Requirements:
Pictures don't belong in the copy; print all the records exactly.

(Stored entries)
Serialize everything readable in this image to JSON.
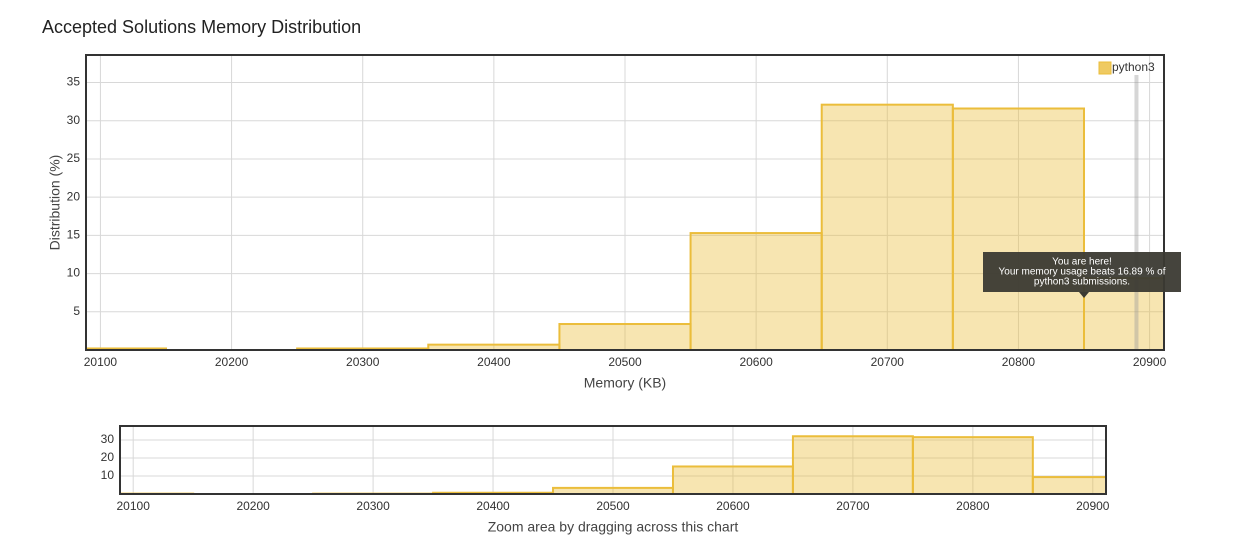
{
  "chart_data": [
    {
      "type": "histogram",
      "title": "Accepted Solutions Memory Distribution",
      "x_label": "Memory (KB)",
      "y_label": "Distribution (%)",
      "bins": [
        20050,
        20150,
        20250,
        20350,
        20450,
        20550,
        20650,
        20750,
        20850,
        20950
      ],
      "series": [
        {
          "name": "python3",
          "color": "#ebbd3b",
          "values": [
            0.2,
            0,
            0.2,
            0.7,
            3.4,
            15.3,
            32.1,
            31.6,
            9.4
          ]
        }
      ],
      "xlim": [
        20089,
        20911
      ],
      "xticks": [
        20100,
        20200,
        20300,
        20400,
        20500,
        20600,
        20700,
        20800,
        20900
      ],
      "ylim": [
        0,
        38.6
      ],
      "yticks": [
        5,
        10,
        15,
        20,
        25,
        30,
        35
      ],
      "grid": true,
      "legend": "top-right",
      "highlight_x": 20890,
      "tooltip": [
        "You are here!",
        "Your memory usage beats 16.89 % of",
        "python3 submissions."
      ]
    },
    {
      "type": "histogram",
      "x_label": "Zoom area by dragging across this chart",
      "bins": [
        20050,
        20150,
        20250,
        20350,
        20450,
        20550,
        20650,
        20750,
        20850,
        20950
      ],
      "series": [
        {
          "color": "#ebbd3b",
          "values": [
            0.2,
            0,
            0.2,
            0.7,
            3.4,
            15.3,
            32.1,
            31.6,
            9.4
          ]
        }
      ],
      "xlim": [
        20089,
        20911
      ],
      "xticks": [
        20100,
        20200,
        20300,
        20400,
        20500,
        20600,
        20700,
        20800,
        20900
      ],
      "ylim": [
        0,
        37.8
      ],
      "yticks": [
        10,
        20,
        30
      ],
      "grid": true
    }
  ]
}
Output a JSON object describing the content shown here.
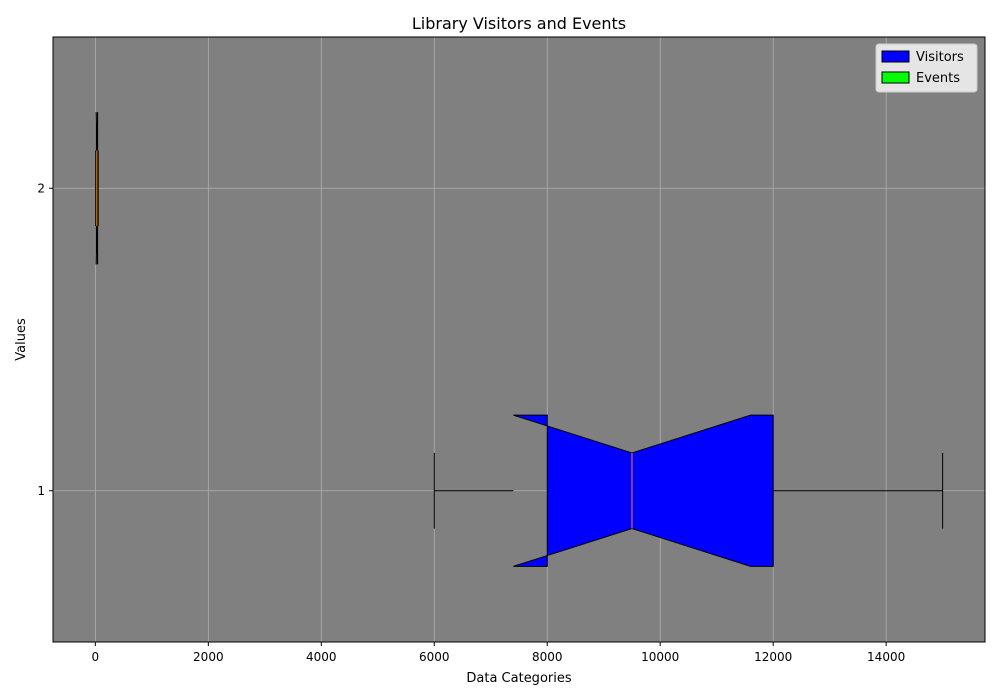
{
  "chart_data": {
    "type": "boxplot",
    "orientation": "horizontal",
    "notched": true,
    "title": "Library Visitors and Events",
    "xlabel": "Data Categories",
    "ylabel": "Values",
    "xlim": [
      -750,
      15750
    ],
    "ylim": [
      0.5,
      2.5
    ],
    "x_ticks": [
      0,
      2000,
      4000,
      6000,
      8000,
      10000,
      12000,
      14000
    ],
    "y_ticks": [
      1,
      2
    ],
    "grid": true,
    "background_color": "#808080",
    "median_color": "#ff7f0e",
    "legend_position": "top-right",
    "series": [
      {
        "name": "Visitors",
        "position": 1,
        "color": "#0000ff",
        "whisker_low": 6000,
        "q1": 8000,
        "median": 9500,
        "q3": 12000,
        "whisker_high": 15000,
        "notch_low": 7400,
        "notch_high": 11600
      },
      {
        "name": "Events",
        "position": 2,
        "color": "#00ff00",
        "whisker_low": 5,
        "q1": 15,
        "median": 25,
        "q3": 40,
        "whisker_high": 50,
        "notch_low": 12,
        "notch_high": 38
      }
    ]
  }
}
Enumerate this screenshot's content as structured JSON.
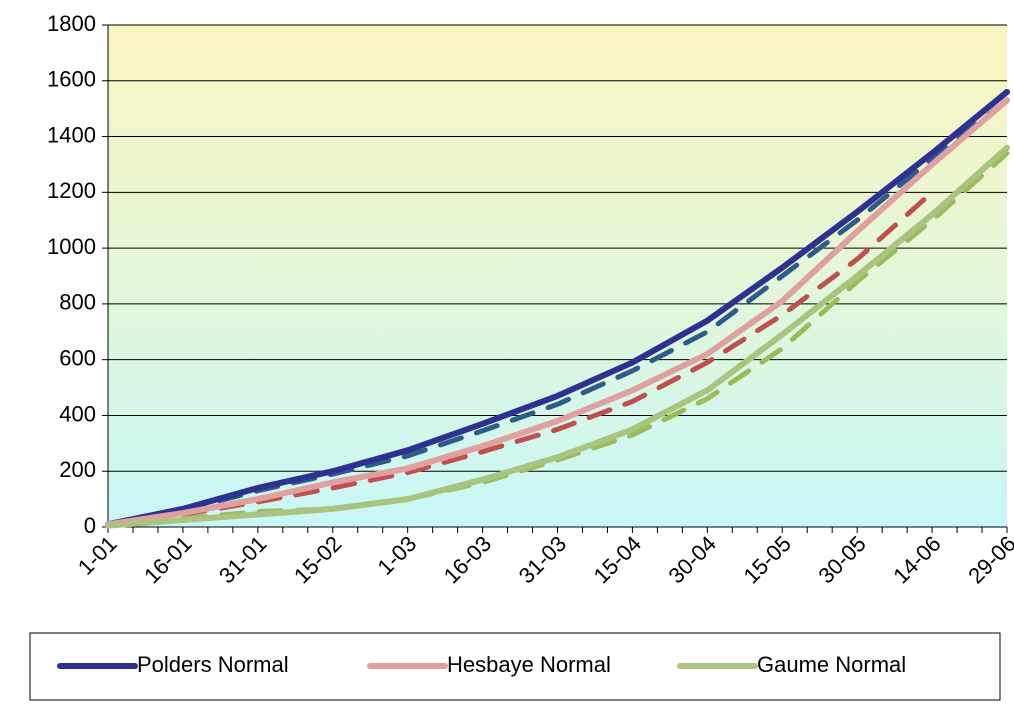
{
  "chart_data": {
    "type": "line",
    "categories": [
      "1-01",
      "16-01",
      "31-01",
      "15-02",
      "1-03",
      "16-03",
      "31-03",
      "15-04",
      "30-04",
      "15-05",
      "30-05",
      "14-06",
      "29-06"
    ],
    "series": [
      {
        "color": "#2E5C8A",
        "dashed": true,
        "values": [
          10,
          60,
          130,
          190,
          255,
          345,
          440,
          560,
          700,
          900,
          1100,
          1320,
          1530
        ]
      },
      {
        "color": "#C0504D",
        "dashed": true,
        "values": [
          10,
          45,
          90,
          140,
          195,
          270,
          350,
          450,
          590,
          760,
          960,
          1200,
          null
        ]
      },
      {
        "color": "#9BBB59",
        "dashed": true,
        "values": [
          5,
          30,
          55,
          65,
          100,
          160,
          240,
          330,
          460,
          640,
          880,
          1100,
          1340
        ]
      },
      {
        "name": "Polders Normal",
        "color": "#2E3192",
        "values": [
          10,
          65,
          140,
          200,
          275,
          370,
          470,
          590,
          740,
          930,
          1130,
          1340,
          1560
        ]
      },
      {
        "name": "Hesbaye Normal",
        "color": "#E0A0A0",
        "values": [
          10,
          50,
          100,
          160,
          210,
          290,
          380,
          490,
          620,
          810,
          1060,
          1300,
          1530
        ]
      },
      {
        "name": "Gaume Normal",
        "color": "#A9C47F",
        "values": [
          5,
          25,
          45,
          65,
          100,
          170,
          250,
          350,
          490,
          690,
          900,
          1120,
          1360
        ]
      }
    ],
    "ylim": [
      0,
      1800
    ],
    "yticks": [
      0,
      200,
      400,
      600,
      800,
      1000,
      1200,
      1400,
      1600,
      1800
    ],
    "grid": true
  }
}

Written answer:
Serialize everything readable in this image to JSON.
{
  "chart_data": [
    {
      "type": "histogram",
      "title": "Accepted Solutions Memory Distribution",
      "x_label": "Memory (KB)",
      "y_label": "Distribution (%)",
      "bins": [
        20050,
        20150,
        20250,
        20350,
        20450,
        20550,
        20650,
        20750,
        20850,
        20950
      ],
      "series": [
        {
          "name": "python3",
          "color": "#ebbd3b",
          "values": [
            0.2,
            0,
            0.2,
            0.7,
            3.4,
            15.3,
            32.1,
            31.6,
            9.4
          ]
        }
      ],
      "xlim": [
        20089,
        20911
      ],
      "xticks": [
        20100,
        20200,
        20300,
        20400,
        20500,
        20600,
        20700,
        20800,
        20900
      ],
      "ylim": [
        0,
        38.6
      ],
      "yticks": [
        5,
        10,
        15,
        20,
        25,
        30,
        35
      ],
      "grid": true,
      "legend": "top-right",
      "highlight_x": 20890,
      "tooltip": [
        "You are here!",
        "Your memory usage beats 16.89 % of",
        "python3 submissions."
      ]
    },
    {
      "type": "histogram",
      "x_label": "Zoom area by dragging across this chart",
      "bins": [
        20050,
        20150,
        20250,
        20350,
        20450,
        20550,
        20650,
        20750,
        20850,
        20950
      ],
      "series": [
        {
          "color": "#ebbd3b",
          "values": [
            0.2,
            0,
            0.2,
            0.7,
            3.4,
            15.3,
            32.1,
            31.6,
            9.4
          ]
        }
      ],
      "xlim": [
        20089,
        20911
      ],
      "xticks": [
        20100,
        20200,
        20300,
        20400,
        20500,
        20600,
        20700,
        20800,
        20900
      ],
      "ylim": [
        0,
        37.8
      ],
      "yticks": [
        10,
        20,
        30
      ],
      "grid": true
    }
  ]
}
Output a JSON object describing the content shown here.
{
  "chart_data": {
    "type": "boxplot",
    "orientation": "horizontal",
    "notched": true,
    "title": "Library Visitors and Events",
    "xlabel": "Data Categories",
    "ylabel": "Values",
    "xlim": [
      -750,
      15750
    ],
    "ylim": [
      0.5,
      2.5
    ],
    "x_ticks": [
      0,
      2000,
      4000,
      6000,
      8000,
      10000,
      12000,
      14000
    ],
    "y_ticks": [
      1,
      2
    ],
    "grid": true,
    "background_color": "#808080",
    "median_color": "#ff7f0e",
    "legend_position": "top-right",
    "series": [
      {
        "name": "Visitors",
        "position": 1,
        "color": "#0000ff",
        "whisker_low": 6000,
        "q1": 8000,
        "median": 9500,
        "q3": 12000,
        "whisker_high": 15000,
        "notch_low": 7400,
        "notch_high": 11600
      },
      {
        "name": "Events",
        "position": 2,
        "color": "#00ff00",
        "whisker_low": 5,
        "q1": 15,
        "median": 25,
        "q3": 40,
        "whisker_high": 50,
        "notch_low": 12,
        "notch_high": 38
      }
    ]
  }
}
Enumerate this screenshot's content as structured JSON.
{
  "chart_data": {
    "type": "line",
    "categories": [
      "1-01",
      "16-01",
      "31-01",
      "15-02",
      "1-03",
      "16-03",
      "31-03",
      "15-04",
      "30-04",
      "15-05",
      "30-05",
      "14-06",
      "29-06"
    ],
    "series": [
      {
        "color": "#2E5C8A",
        "dashed": true,
        "values": [
          10,
          60,
          130,
          190,
          255,
          345,
          440,
          560,
          700,
          900,
          1100,
          1320,
          1530
        ]
      },
      {
        "color": "#C0504D",
        "dashed": true,
        "values": [
          10,
          45,
          90,
          140,
          195,
          270,
          350,
          450,
          590,
          760,
          960,
          1200,
          null
        ]
      },
      {
        "color": "#9BBB59",
        "dashed": true,
        "values": [
          5,
          30,
          55,
          65,
          100,
          160,
          240,
          330,
          460,
          640,
          880,
          1100,
          1340
        ]
      },
      {
        "name": "Polders Normal",
        "color": "#2E3192",
        "values": [
          10,
          65,
          140,
          200,
          275,
          370,
          470,
          590,
          740,
          930,
          1130,
          1340,
          1560
        ]
      },
      {
        "name": "Hesbaye Normal",
        "color": "#E0A0A0",
        "values": [
          10,
          50,
          100,
          160,
          210,
          290,
          380,
          490,
          620,
          810,
          1060,
          1300,
          1530
        ]
      },
      {
        "name": "Gaume Normal",
        "color": "#A9C47F",
        "values": [
          5,
          25,
          45,
          65,
          100,
          170,
          250,
          350,
          490,
          690,
          900,
          1120,
          1360
        ]
      }
    ],
    "ylim": [
      0,
      1800
    ],
    "yticks": [
      0,
      200,
      400,
      600,
      800,
      1000,
      1200,
      1400,
      1600,
      1800
    ],
    "grid": true
  }
}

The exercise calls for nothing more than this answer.